## Start DATA FOR THIS EXERCISE

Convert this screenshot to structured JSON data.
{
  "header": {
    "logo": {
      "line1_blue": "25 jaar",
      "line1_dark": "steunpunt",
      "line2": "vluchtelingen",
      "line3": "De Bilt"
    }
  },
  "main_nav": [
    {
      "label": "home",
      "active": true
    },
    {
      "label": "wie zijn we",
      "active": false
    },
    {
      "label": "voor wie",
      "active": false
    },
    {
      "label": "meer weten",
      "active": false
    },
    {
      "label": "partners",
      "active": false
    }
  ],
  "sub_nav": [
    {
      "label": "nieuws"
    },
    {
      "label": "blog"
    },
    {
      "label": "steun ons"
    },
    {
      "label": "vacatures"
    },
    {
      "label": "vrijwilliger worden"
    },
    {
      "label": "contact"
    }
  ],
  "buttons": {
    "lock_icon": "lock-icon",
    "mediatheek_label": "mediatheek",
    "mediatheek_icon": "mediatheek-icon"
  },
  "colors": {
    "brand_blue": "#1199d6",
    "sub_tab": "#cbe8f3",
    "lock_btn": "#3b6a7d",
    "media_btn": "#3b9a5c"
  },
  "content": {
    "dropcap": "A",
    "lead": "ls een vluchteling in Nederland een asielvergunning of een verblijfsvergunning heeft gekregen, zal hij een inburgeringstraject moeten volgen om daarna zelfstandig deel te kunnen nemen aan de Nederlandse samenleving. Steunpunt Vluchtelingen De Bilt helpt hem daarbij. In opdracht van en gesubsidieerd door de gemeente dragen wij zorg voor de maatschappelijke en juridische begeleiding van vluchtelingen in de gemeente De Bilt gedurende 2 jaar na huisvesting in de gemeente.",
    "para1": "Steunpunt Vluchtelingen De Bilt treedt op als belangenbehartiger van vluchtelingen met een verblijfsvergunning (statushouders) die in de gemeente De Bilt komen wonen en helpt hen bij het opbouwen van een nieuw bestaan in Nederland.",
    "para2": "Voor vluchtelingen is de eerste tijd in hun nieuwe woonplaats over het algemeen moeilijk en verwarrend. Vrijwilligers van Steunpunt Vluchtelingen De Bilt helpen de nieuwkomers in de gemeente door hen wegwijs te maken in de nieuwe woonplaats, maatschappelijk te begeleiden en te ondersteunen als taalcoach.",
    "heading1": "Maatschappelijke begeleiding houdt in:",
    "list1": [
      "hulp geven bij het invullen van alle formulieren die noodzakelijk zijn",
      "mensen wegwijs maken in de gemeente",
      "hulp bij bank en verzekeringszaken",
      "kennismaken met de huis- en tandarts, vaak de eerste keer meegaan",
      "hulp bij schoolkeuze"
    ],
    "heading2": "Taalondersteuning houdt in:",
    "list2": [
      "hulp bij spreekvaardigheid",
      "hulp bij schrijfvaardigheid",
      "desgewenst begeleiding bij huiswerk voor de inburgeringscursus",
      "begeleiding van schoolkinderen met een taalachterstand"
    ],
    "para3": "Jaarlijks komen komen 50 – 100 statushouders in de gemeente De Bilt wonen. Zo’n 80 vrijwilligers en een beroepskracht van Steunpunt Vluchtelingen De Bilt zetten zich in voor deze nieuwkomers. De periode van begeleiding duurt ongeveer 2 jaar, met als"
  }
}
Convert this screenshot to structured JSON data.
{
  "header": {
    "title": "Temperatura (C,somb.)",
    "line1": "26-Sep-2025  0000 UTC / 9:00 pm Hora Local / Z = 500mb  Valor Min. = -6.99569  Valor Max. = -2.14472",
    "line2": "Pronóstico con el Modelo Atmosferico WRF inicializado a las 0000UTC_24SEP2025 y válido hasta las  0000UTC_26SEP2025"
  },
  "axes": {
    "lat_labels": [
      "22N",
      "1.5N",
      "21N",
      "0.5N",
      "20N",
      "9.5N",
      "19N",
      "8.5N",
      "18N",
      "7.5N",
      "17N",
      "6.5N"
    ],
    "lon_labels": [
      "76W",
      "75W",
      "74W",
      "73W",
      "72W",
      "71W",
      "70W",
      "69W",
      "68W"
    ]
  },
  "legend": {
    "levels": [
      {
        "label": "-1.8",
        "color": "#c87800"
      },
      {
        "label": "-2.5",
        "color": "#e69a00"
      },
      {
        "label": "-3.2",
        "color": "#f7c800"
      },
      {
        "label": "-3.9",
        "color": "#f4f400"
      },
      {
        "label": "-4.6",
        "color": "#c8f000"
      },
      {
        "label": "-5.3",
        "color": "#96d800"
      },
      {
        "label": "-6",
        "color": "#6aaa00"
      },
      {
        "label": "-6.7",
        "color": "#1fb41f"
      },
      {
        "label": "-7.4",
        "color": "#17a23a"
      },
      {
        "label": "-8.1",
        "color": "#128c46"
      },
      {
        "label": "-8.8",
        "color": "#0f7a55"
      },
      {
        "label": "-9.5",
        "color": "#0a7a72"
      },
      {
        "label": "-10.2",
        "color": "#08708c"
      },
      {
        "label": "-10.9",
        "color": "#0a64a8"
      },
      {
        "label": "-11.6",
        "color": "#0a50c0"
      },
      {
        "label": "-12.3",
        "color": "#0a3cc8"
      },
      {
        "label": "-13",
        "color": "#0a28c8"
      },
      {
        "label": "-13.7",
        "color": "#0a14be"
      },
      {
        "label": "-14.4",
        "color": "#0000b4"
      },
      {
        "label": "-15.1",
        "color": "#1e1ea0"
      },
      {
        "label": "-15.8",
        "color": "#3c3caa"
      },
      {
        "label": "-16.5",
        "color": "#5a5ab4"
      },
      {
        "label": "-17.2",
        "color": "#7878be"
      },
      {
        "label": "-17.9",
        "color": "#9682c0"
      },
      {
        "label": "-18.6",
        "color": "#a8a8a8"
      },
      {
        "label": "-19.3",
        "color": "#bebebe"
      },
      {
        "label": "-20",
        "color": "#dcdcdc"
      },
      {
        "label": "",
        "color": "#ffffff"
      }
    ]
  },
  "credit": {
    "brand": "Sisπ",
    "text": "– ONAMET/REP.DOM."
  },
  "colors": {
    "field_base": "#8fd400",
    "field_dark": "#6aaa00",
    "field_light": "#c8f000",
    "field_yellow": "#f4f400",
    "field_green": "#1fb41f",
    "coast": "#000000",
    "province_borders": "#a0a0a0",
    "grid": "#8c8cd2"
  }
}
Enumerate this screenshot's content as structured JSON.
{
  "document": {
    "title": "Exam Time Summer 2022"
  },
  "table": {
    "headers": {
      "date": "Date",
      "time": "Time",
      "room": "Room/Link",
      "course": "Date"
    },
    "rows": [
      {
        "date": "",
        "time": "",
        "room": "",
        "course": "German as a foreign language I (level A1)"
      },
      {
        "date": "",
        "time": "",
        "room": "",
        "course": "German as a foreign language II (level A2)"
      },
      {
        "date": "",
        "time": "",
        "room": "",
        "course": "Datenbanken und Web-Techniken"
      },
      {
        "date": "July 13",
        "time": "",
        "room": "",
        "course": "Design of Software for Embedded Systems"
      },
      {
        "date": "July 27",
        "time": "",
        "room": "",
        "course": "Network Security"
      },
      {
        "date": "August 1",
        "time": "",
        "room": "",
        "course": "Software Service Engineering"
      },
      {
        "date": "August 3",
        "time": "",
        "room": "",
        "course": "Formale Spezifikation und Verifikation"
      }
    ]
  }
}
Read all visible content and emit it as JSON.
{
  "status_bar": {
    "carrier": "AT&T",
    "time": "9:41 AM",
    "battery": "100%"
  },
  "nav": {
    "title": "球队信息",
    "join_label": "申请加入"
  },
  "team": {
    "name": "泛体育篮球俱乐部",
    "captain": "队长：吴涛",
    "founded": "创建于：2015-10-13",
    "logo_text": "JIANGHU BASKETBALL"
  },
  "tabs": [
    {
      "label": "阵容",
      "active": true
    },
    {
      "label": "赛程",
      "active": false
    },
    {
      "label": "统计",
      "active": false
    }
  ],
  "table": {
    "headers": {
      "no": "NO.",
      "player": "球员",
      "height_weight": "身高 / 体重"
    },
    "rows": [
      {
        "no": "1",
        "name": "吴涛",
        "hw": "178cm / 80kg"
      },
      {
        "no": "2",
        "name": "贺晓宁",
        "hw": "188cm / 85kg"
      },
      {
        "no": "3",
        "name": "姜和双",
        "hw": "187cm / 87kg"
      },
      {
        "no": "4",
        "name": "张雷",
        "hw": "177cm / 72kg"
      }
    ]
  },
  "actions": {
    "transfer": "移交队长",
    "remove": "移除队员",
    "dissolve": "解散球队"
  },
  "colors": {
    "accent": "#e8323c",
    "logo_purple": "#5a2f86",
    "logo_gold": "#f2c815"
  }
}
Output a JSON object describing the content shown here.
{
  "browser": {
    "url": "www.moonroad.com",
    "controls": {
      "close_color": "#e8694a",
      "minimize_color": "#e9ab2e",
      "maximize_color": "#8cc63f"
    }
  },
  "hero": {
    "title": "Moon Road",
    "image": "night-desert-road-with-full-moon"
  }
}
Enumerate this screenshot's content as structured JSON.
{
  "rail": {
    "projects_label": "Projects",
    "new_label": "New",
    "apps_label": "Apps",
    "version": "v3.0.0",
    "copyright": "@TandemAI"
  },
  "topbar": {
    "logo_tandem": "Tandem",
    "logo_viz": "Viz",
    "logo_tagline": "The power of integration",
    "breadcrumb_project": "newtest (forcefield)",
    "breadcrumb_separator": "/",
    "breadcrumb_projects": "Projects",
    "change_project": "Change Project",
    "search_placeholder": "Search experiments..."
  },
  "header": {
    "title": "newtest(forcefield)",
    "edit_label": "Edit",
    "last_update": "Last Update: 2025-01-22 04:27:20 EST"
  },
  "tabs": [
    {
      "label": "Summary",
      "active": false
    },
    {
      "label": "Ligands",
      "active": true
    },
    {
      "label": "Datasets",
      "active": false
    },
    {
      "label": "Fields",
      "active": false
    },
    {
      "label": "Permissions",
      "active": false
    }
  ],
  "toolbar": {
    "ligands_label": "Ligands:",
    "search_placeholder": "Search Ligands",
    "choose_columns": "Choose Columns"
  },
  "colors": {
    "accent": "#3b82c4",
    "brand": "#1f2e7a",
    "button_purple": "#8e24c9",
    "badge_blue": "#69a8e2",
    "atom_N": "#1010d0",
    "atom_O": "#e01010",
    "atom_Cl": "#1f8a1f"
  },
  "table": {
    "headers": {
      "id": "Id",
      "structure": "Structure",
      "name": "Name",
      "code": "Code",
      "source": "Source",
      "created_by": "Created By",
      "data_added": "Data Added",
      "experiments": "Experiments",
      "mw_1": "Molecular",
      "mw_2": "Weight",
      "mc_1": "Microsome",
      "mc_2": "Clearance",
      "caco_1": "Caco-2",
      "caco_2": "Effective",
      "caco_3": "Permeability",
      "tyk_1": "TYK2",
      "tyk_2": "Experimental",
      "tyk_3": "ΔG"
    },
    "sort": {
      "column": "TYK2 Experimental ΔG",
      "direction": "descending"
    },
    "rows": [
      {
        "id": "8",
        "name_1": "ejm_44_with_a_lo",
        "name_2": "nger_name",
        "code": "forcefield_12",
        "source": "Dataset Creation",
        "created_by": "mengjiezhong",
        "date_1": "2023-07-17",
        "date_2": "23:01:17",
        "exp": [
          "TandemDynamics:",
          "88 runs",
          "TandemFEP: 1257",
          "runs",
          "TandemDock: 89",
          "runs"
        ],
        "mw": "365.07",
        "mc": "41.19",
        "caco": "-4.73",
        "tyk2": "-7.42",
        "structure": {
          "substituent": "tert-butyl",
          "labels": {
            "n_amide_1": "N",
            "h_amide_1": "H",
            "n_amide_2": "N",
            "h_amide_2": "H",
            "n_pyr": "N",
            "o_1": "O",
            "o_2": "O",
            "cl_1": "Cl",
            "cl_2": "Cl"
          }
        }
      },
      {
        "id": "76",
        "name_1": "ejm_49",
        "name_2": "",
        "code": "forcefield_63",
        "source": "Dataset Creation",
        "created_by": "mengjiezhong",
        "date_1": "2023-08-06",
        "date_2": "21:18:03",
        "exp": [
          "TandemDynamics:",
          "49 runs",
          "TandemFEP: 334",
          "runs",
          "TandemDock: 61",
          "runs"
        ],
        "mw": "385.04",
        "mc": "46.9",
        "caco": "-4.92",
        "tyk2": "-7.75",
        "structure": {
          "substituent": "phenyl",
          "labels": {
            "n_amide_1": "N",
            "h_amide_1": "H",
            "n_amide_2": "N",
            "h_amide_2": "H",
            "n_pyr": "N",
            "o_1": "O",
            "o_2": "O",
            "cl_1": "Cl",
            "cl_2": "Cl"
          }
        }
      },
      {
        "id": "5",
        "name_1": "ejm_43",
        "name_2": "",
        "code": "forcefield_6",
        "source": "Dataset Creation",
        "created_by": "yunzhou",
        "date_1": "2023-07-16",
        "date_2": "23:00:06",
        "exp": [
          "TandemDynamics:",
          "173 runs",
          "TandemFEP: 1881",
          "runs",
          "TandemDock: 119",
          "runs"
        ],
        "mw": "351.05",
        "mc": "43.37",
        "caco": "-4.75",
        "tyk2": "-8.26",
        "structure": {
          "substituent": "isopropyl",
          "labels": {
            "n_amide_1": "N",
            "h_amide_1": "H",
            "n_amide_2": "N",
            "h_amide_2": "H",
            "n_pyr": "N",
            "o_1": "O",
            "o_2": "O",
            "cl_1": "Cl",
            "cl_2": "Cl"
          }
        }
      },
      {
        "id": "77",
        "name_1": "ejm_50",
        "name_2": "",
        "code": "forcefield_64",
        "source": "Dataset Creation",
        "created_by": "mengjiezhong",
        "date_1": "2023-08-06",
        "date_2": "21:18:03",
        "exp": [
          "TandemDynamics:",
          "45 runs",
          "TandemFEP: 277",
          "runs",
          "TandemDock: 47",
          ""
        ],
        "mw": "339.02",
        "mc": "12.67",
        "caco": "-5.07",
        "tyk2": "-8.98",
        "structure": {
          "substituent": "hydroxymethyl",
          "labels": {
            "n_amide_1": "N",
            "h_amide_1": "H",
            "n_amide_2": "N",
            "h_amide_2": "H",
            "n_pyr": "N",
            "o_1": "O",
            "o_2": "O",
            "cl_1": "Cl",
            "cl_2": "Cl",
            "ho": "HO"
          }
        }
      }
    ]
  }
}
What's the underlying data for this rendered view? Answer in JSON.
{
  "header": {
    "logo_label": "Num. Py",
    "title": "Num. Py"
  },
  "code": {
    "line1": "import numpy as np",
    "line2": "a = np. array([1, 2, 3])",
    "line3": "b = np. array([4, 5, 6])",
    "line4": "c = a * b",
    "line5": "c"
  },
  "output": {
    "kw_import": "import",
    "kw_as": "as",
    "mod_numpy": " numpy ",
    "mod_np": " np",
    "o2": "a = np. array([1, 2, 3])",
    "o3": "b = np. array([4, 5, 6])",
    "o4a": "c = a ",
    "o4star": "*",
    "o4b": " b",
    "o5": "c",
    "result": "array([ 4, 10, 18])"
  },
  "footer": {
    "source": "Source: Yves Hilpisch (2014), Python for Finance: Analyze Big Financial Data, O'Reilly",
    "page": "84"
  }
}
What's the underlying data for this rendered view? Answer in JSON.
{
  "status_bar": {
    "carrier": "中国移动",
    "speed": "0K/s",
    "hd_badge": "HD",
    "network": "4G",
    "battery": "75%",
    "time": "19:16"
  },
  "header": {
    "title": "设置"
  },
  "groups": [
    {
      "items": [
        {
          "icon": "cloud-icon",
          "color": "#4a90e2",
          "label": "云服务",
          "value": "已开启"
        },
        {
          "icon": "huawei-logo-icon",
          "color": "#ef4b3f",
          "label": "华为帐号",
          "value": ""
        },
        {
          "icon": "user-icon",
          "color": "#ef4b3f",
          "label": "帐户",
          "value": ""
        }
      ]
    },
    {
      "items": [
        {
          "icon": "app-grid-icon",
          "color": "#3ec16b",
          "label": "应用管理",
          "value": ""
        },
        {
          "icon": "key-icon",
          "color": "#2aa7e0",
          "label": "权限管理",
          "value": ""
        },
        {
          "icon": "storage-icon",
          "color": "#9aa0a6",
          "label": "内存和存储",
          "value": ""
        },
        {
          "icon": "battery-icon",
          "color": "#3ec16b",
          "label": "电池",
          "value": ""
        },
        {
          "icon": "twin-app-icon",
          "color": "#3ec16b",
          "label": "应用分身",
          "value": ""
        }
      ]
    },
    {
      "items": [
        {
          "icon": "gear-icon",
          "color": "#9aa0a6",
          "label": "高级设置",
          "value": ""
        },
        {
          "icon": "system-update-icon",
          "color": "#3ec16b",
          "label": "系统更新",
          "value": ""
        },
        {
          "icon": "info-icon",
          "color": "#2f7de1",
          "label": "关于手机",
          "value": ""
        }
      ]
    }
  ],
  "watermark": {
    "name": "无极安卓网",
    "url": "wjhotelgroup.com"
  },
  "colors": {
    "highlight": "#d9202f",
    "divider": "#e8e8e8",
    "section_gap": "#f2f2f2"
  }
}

## End DATA FOR THIS EXERCISE

** YOUR INSTRUCTIONS **
Only lines with "komen" are wanted here; list each of them.

** WRITTEN REPLY **
    "para1": "Steunpunt Vluchtelingen De Bilt treedt op als belangenbehartiger van vluchtelingen met een verblijfsvergunning (statushouders) die in de gemeente De Bilt komen wonen en helpt hen bij het opbouwen van een nieuw bestaan in Nederland.",
    "para3": "Jaarlijks komen komen 50 – 100 statushouders in de gemeente De Bilt wonen. Zo’n 80 vrijwilligers en een beroepskracht van Steunpunt Vluchtelingen De Bilt zetten zich in voor deze nieuwkomers. De periode van begeleiding duurt ongeveer 2 jaar, met als"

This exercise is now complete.